Print verbatim every line starting at the one that contains "What text is on this page?" and ending at the final line of the records; include both endpoints.

* * *

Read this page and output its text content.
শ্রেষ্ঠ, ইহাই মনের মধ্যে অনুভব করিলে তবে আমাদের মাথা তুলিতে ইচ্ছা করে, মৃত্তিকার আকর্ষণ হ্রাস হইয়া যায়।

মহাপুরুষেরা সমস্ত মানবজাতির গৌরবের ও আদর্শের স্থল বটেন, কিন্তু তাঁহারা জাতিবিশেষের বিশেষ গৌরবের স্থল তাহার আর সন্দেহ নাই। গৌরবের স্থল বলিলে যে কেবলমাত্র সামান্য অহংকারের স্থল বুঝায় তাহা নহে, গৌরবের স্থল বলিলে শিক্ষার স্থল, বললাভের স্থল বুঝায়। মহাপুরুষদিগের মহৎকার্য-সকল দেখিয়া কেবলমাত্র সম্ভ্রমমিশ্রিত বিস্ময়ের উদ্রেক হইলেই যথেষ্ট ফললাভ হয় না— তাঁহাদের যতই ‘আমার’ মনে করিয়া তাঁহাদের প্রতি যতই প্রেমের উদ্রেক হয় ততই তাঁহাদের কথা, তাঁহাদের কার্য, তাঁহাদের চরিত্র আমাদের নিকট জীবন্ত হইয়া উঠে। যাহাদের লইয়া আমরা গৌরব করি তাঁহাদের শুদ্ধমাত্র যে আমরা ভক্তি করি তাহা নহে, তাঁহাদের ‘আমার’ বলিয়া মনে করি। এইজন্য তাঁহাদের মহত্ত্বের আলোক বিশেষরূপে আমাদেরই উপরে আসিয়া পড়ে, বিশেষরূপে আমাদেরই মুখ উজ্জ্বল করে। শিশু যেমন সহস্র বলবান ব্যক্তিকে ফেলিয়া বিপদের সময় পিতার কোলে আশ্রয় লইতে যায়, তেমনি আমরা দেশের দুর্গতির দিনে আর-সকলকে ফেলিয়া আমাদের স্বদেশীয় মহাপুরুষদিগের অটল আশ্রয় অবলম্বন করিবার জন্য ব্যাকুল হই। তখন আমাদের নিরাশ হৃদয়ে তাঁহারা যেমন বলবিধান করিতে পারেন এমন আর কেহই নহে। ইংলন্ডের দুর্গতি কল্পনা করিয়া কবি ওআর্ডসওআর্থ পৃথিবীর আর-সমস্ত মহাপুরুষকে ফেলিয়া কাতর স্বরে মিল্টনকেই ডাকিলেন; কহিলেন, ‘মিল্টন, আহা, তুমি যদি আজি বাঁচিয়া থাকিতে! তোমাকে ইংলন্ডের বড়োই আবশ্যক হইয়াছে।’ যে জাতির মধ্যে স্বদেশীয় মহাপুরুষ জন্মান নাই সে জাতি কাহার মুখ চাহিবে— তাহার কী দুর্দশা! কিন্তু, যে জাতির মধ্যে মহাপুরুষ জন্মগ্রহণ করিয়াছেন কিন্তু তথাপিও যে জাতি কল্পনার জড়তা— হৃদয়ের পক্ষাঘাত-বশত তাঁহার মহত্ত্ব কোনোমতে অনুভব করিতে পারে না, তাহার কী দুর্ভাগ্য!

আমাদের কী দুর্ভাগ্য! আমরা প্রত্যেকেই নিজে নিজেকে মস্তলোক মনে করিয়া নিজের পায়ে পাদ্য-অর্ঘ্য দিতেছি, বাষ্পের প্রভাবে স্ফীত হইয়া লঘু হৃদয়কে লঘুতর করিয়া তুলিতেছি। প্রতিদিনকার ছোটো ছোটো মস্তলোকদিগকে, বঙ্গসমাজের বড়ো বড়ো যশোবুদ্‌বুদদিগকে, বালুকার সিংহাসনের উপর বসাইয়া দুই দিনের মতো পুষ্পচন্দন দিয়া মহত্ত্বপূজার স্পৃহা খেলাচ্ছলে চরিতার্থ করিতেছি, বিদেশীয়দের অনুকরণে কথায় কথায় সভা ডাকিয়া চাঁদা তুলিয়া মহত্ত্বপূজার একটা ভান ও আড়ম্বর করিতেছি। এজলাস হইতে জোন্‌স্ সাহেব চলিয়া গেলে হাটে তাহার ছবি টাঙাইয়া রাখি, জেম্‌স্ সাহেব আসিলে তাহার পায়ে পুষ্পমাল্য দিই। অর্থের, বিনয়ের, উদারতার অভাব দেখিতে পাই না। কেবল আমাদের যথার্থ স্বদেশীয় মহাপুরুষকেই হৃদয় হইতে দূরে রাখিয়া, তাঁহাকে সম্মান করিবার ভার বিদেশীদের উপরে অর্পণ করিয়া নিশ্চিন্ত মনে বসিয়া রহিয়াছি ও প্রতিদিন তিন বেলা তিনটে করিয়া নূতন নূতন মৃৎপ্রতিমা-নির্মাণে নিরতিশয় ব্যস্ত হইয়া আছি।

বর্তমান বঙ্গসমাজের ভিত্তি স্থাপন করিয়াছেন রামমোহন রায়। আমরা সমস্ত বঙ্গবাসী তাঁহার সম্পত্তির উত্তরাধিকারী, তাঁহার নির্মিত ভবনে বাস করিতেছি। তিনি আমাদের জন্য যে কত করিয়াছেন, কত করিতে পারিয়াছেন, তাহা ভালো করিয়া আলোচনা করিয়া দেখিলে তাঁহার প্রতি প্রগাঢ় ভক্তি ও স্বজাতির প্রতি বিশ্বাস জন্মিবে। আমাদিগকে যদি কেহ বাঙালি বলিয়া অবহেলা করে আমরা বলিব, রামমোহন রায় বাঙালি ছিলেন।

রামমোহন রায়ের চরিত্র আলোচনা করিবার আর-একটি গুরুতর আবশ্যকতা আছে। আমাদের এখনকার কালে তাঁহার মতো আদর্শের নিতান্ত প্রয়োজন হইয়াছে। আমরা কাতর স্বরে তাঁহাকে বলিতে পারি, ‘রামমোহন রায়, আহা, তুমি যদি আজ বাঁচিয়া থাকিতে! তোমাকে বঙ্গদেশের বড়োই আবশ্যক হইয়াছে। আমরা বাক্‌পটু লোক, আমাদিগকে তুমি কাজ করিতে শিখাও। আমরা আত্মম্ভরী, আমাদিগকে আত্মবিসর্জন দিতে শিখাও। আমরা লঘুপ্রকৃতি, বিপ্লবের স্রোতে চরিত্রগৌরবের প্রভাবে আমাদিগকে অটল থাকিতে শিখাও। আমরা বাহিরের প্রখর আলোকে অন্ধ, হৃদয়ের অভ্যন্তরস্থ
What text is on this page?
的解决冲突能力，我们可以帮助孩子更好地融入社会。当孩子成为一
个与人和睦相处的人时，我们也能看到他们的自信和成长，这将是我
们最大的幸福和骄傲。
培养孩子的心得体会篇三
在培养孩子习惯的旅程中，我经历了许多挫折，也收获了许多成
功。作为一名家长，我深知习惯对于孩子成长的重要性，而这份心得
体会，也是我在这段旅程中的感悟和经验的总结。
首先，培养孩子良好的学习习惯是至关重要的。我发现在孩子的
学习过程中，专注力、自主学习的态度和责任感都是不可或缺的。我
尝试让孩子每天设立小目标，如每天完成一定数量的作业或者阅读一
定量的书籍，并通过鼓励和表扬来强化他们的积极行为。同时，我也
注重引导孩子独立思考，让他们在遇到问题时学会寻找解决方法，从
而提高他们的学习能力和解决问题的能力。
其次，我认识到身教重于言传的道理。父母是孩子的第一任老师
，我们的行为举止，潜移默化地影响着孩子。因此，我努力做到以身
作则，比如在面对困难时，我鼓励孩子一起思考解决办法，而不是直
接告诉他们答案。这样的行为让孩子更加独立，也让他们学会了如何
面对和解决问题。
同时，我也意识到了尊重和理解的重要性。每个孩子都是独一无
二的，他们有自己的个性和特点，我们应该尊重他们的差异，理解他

* * *

**Solution to the exercise**:
What text is on this page?
的解决冲突能力，我们可以帮助孩子更好地融入社会。当孩子成为一
个与人和睦相处的人时，我们也能看到他们的自信和成长，这将是我
们最大的幸福和骄傲。
培养孩子的心得体会篇三
在培养孩子习惯的旅程中，我经历了许多挫折，也收获了许多成
功。作为一名家长，我深知习惯对于孩子成长的重要性，而这份心得
体会，也是我在这段旅程中的感悟和经验的总结。
首先，培养孩子良好的学习习惯是至关重要的。我发现在孩子的
学习过程中，专注力、自主学习的态度和责任感都是不可或缺的。我
尝试让孩子每天设立小目标，如每天完成一定数量的作业或者阅读一
定量的书籍，并通过鼓励和表扬来强化他们的积极行为。同时，我也
注重引导孩子独立思考，让他们在遇到问题时学会寻找解决方法，从
而提高他们的学习能力和解决问题的能力。
其次，我认识到身教重于言传的道理。父母是孩子的第一任老师
，我们的行为举止，潜移默化地影响着孩子。因此，我努力做到以身
作则，比如在面对困难时，我鼓励孩子一起思考解决办法，而不是直
接告诉他们答案。这样的行为让孩子更加独立，也让他们学会了如何
面对和解决问题。
同时，我也意识到了尊重和理解的重要性。每个孩子都是独一无
二的，他们有自己的个性和特点，我们应该尊重他们的差异，理解他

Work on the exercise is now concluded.